TO DO | Write out each entry again. Keep every word exactly as it is.

DATASET ENTRIES |
-------------------------
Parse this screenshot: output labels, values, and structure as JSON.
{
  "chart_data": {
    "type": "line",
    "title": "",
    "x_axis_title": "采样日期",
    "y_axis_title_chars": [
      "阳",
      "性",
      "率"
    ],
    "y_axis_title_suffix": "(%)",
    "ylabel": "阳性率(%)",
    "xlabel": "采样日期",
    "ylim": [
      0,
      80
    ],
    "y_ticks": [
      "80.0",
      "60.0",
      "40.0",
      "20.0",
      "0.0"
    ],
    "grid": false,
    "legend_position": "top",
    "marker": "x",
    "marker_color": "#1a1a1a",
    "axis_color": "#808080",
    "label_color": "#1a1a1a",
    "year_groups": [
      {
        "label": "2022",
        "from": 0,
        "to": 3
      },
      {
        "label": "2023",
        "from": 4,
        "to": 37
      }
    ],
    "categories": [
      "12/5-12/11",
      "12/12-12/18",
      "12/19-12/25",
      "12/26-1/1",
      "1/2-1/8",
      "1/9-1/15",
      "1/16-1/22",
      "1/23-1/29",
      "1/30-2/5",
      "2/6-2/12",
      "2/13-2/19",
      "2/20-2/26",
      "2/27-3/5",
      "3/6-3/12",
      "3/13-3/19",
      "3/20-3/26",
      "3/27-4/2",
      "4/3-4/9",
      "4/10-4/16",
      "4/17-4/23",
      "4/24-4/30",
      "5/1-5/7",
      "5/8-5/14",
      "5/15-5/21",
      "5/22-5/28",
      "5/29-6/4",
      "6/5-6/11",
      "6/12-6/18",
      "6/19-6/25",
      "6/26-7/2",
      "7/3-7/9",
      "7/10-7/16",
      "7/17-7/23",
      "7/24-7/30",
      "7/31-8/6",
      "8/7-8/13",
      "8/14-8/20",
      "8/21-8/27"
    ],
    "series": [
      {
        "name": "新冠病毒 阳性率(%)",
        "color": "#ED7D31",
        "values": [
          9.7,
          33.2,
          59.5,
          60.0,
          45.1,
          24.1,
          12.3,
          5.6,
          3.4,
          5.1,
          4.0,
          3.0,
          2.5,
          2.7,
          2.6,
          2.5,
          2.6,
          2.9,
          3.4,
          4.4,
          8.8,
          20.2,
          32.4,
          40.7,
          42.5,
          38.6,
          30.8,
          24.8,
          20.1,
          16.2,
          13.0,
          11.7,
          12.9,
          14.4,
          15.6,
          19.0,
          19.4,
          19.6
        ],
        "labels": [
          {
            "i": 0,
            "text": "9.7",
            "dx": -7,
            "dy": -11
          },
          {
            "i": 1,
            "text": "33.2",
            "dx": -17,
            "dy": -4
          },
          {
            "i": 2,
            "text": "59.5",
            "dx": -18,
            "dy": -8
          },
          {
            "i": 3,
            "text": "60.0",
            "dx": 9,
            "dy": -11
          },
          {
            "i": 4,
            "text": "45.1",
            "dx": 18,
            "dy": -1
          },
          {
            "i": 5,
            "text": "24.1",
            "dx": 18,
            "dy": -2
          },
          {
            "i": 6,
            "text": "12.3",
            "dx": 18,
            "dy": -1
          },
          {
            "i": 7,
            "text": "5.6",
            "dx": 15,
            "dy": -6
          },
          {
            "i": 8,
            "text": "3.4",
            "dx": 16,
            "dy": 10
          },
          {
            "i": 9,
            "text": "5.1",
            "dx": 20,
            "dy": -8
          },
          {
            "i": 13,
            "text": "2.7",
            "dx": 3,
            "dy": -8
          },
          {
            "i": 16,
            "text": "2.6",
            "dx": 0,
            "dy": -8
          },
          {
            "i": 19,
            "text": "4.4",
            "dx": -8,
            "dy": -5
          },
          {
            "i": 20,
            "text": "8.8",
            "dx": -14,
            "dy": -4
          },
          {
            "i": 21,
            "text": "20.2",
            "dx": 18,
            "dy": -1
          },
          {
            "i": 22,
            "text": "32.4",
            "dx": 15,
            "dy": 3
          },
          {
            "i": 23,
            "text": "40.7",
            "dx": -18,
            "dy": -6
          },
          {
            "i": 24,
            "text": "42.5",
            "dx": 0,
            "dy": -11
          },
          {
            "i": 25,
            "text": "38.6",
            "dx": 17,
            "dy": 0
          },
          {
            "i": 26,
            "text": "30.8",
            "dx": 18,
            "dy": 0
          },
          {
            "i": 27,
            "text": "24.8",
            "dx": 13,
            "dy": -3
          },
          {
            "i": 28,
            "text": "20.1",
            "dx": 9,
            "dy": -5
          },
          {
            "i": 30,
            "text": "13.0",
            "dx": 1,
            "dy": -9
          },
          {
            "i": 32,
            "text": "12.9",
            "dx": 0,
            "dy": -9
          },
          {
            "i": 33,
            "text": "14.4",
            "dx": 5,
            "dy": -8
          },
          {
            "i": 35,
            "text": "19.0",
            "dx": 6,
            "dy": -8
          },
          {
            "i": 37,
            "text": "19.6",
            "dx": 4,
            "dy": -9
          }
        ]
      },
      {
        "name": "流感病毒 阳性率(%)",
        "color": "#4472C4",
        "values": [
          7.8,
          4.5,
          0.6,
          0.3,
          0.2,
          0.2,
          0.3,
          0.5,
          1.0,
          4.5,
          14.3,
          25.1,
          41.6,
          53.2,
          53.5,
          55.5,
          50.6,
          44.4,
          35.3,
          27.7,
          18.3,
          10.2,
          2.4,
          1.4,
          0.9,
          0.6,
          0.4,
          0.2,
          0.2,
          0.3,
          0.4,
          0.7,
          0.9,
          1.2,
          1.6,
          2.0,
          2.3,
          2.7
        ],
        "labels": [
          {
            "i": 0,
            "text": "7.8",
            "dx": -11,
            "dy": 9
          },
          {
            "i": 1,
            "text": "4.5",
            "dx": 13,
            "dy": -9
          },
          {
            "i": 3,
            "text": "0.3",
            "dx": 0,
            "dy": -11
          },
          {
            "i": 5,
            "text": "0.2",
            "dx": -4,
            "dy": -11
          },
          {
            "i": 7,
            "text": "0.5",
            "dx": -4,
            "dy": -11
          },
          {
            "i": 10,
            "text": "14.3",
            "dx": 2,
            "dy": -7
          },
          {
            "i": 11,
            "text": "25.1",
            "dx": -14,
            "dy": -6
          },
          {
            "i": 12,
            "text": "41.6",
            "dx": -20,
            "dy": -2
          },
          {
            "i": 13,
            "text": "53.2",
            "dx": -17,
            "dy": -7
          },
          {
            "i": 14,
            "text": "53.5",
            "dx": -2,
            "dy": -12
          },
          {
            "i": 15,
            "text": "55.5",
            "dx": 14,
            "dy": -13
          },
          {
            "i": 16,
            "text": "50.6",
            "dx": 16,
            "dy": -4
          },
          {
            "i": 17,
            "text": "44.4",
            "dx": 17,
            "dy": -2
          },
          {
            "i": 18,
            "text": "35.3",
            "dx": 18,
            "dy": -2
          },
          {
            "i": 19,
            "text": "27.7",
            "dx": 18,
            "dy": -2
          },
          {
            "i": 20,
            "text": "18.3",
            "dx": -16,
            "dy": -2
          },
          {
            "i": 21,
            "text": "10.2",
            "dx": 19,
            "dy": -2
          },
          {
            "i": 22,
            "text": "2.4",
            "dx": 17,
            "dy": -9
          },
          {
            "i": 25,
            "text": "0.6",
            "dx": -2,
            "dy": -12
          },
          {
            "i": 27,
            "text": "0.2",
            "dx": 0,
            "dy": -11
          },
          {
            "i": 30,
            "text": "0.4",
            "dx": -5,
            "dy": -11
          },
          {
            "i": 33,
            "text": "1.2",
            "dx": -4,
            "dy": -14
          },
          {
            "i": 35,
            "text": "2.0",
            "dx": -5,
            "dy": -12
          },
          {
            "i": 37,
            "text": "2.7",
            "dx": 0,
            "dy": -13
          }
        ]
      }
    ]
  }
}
-------------------------
TASK OUTPUT |
Parse this screenshot: output labels, values, and structure as JSON.
{
  "chart_data": {
    "type": "line",
    "title": "",
    "x_axis_title": "采样日期",
    "y_axis_title_chars": [
      "阳",
      "性",
      "率"
    ],
    "y_axis_title_suffix": "(%)",
    "ylabel": "阳性率(%)",
    "xlabel": "采样日期",
    "ylim": [
      0,
      80
    ],
    "y_ticks": [
      "80.0",
      "60.0",
      "40.0",
      "20.0",
      "0.0"
    ],
    "grid": false,
    "legend_position": "top",
    "marker": "x",
    "marker_color": "#1a1a1a",
    "axis_color": "#808080",
    "label_color": "#1a1a1a",
    "year_groups": [
      {
        "label": "2022",
        "from": 0,
        "to": 3
      },
      {
        "label": "2023",
        "from": 4,
        "to": 37
      }
    ],
    "categories": [
      "12/5-12/11",
      "12/12-12/18",
      "12/19-12/25",
      "12/26-1/1",
      "1/2-1/8",
      "1/9-1/15",
      "1/16-1/22",
      "1/23-1/29",
      "1/30-2/5",
      "2/6-2/12",
      "2/13-2/19",
      "2/20-2/26",
      "2/27-3/5",
      "3/6-3/12",
      "3/13-3/19",
      "3/20-3/26",
      "3/27-4/2",
      "4/3-4/9",
      "4/10-4/16",
      "4/17-4/23",
      "4/24-4/30",
      "5/1-5/7",
      "5/8-5/14",
      "5/15-5/21",
      "5/22-5/28",
      "5/29-6/4",
      "6/5-6/11",
      "6/12-6/18",
      "6/19-6/25",
      "6/26-7/2",
      "7/3-7/9",
      "7/10-7/16",
      "7/17-7/23",
      "7/24-7/30",
      "7/31-8/6",
      "8/7-8/13",
      "8/14-8/20",
      "8/21-8/27"
    ],
    "series": [
      {
        "name": "新冠病毒 阳性率(%)",
        "color": "#ED7D31",
        "values": [
          9.7,
          33.2,
          59.5,
          60.0,
          45.1,
          24.1,
          12.3,
          5.6,
          3.4,
          5.1,
          4.0,
          3.0,
          2.5,
          2.7,
          2.6,
          2.5,
          2.6,
          2.9,
          3.4,
          4.4,
          8.8,
          20.2,
          32.4,
          40.7,
          42.5,
          38.6,
          30.8,
          24.8,
          20.1,
          16.2,
          13.0,
          11.7,
          12.9,
          14.4,
          15.6,
          19.0,
          19.4,
          19.6
        ],
        "labels": [
          {
            "i": 0,
            "text": "9.7",
            "dx": -7,
            "dy": -11
          },
          {
            "i": 1,
            "text": "33.2",
            "dx": -17,
            "dy": -4
          },
          {
            "i": 2,
            "text": "59.5",
            "dx": -18,
            "dy": -8
          },
          {
            "i": 3,
            "text": "60.0",
            "dx": 9,
            "dy": -11
          },
          {
            "i": 4,
            "text": "45.1",
            "dx": 18,
            "dy": -1
          },
          {
            "i": 5,
            "text": "24.1",
            "dx": 18,
            "dy": -2
          },
          {
            "i": 6,
            "text": "12.3",
            "dx": 18,
            "dy": -1
          },
          {
            "i": 7,
            "text": "5.6",
            "dx": 15,
            "dy": -6
          },
          {
            "i": 8,
            "text": "3.4",
            "dx": 16,
            "dy": 10
          },
          {
            "i": 9,
            "text": "5.1",
            "dx": 20,
            "dy": -8
          },
          {
            "i": 13,
            "text": "2.7",
            "dx": 3,
            "dy": -8
          },
          {
            "i": 16,
            "text": "2.6",
            "dx": 0,
            "dy": -8
          },
          {
            "i": 19,
            "text": "4.4",
            "dx": -8,
            "dy": -5
          },
          {
            "i": 20,
            "text": "8.8",
            "dx": -14,
            "dy": -4
          },
          {
            "i": 21,
            "text": "20.2",
            "dx": 18,
            "dy": -1
          },
          {
            "i": 22,
            "text": "32.4",
            "dx": 15,
            "dy": 3
          },
          {
            "i": 23,
            "text": "40.7",
            "dx": -18,
            "dy": -6
          },
          {
            "i": 24,
            "text": "42.5",
            "dx": 0,
            "dy": -11
          },
          {
            "i": 25,
            "text": "38.6",
            "dx": 17,
            "dy": 0
          },
          {
            "i": 26,
            "text": "30.8",
            "dx": 18,
            "dy": 0
          },
          {
            "i": 27,
            "text": "24.8",
            "dx": 13,
            "dy": -3
          },
          {
            "i": 28,
            "text": "20.1",
            "dx": 9,
            "dy": -5
          },
          {
            "i": 30,
            "text": "13.0",
            "dx": 1,
            "dy": -9
          },
          {
            "i": 32,
            "text": "12.9",
            "dx": 0,
            "dy": -9
          },
          {
            "i": 33,
            "text": "14.4",
            "dx": 5,
            "dy": -8
          },
          {
            "i": 35,
            "text": "19.0",
            "dx": 6,
            "dy": -8
          },
          {
            "i": 37,
            "text": "19.6",
            "dx": 4,
            "dy": -9
          }
        ]
      },
      {
        "name": "流感病毒 阳性率(%)",
        "color": "#4472C4",
        "values": [
          7.8,
          4.5,
          0.6,
          0.3,
          0.2,
          0.2,
          0.3,
          0.5,
          1.0,
          4.5,
          14.3,
          25.1,
          41.6,
          53.2,
          53.5,
          55.5,
          50.6,
          44.4,
          35.3,
          27.7,
          18.3,
          10.2,
          2.4,
          1.4,
          0.9,
          0.6,
          0.4,
          0.2,
          0.2,
          0.3,
          0.4,
          0.7,
          0.9,
          1.2,
          1.6,
          2.0,
          2.3,
          2.7
        ],
        "labels": [
          {
            "i": 0,
            "text": "7.8",
            "dx": -11,
            "dy": 9
          },
          {
            "i": 1,
            "text": "4.5",
            "dx": 13,
            "dy": -9
          },
          {
            "i": 3,
            "text": "0.3",
            "dx": 0,
            "dy": -11
          },
          {
            "i": 5,
            "text": "0.2",
            "dx": -4,
            "dy": -11
          },
          {
            "i": 7,
            "text": "0.5",
            "dx": -4,
            "dy": -11
          },
          {
            "i": 10,
            "text": "14.3",
            "dx": 2,
            "dy": -7
          },
          {
            "i": 11,
            "text": "25.1",
            "dx": -14,
            "dy": -6
          },
          {
            "i": 12,
            "text": "41.6",
            "dx": -20,
            "dy": -2
          },
          {
            "i": 13,
            "text": "53.2",
            "dx": -17,
            "dy": -7
          },
          {
            "i": 14,
            "text": "53.5",
            "dx": -2,
            "dy": -12
          },
          {
            "i": 15,
            "text": "55.5",
            "dx": 14,
            "dy": -13
          },
          {
            "i": 16,
            "text": "50.6",
            "dx": 16,
            "dy": -4
          },
          {
            "i": 17,
            "text": "44.4",
            "dx": 17,
            "dy": -2
          },
          {
            "i": 18,
            "text": "35.3",
            "dx": 18,
            "dy": -2
          },
          {
            "i": 19,
            "text": "27.7",
            "dx": 18,
            "dy": -2
          },
          {
            "i": 20,
            "text": "18.3",
            "dx": -16,
            "dy": -2
          },
          {
            "i": 21,
            "text": "10.2",
            "dx": 19,
            "dy": -2
          },
          {
            "i": 22,
            "text": "2.4",
            "dx": 17,
            "dy": -9
          },
          {
            "i": 25,
            "text": "0.6",
            "dx": -2,
            "dy": -12
          },
          {
            "i": 27,
            "text": "0.2",
            "dx": 0,
            "dy": -11
          },
          {
            "i": 30,
            "text": "0.4",
            "dx": -5,
            "dy": -11
          },
          {
            "i": 33,
            "text": "1.2",
            "dx": -4,
            "dy": -14
          },
          {
            "i": 35,
            "text": "2.0",
            "dx": -5,
            "dy": -12
          },
          {
            "i": 37,
            "text": "2.7",
            "dx": 0,
            "dy": -13
          }
        ]
      }
    ]
  }
}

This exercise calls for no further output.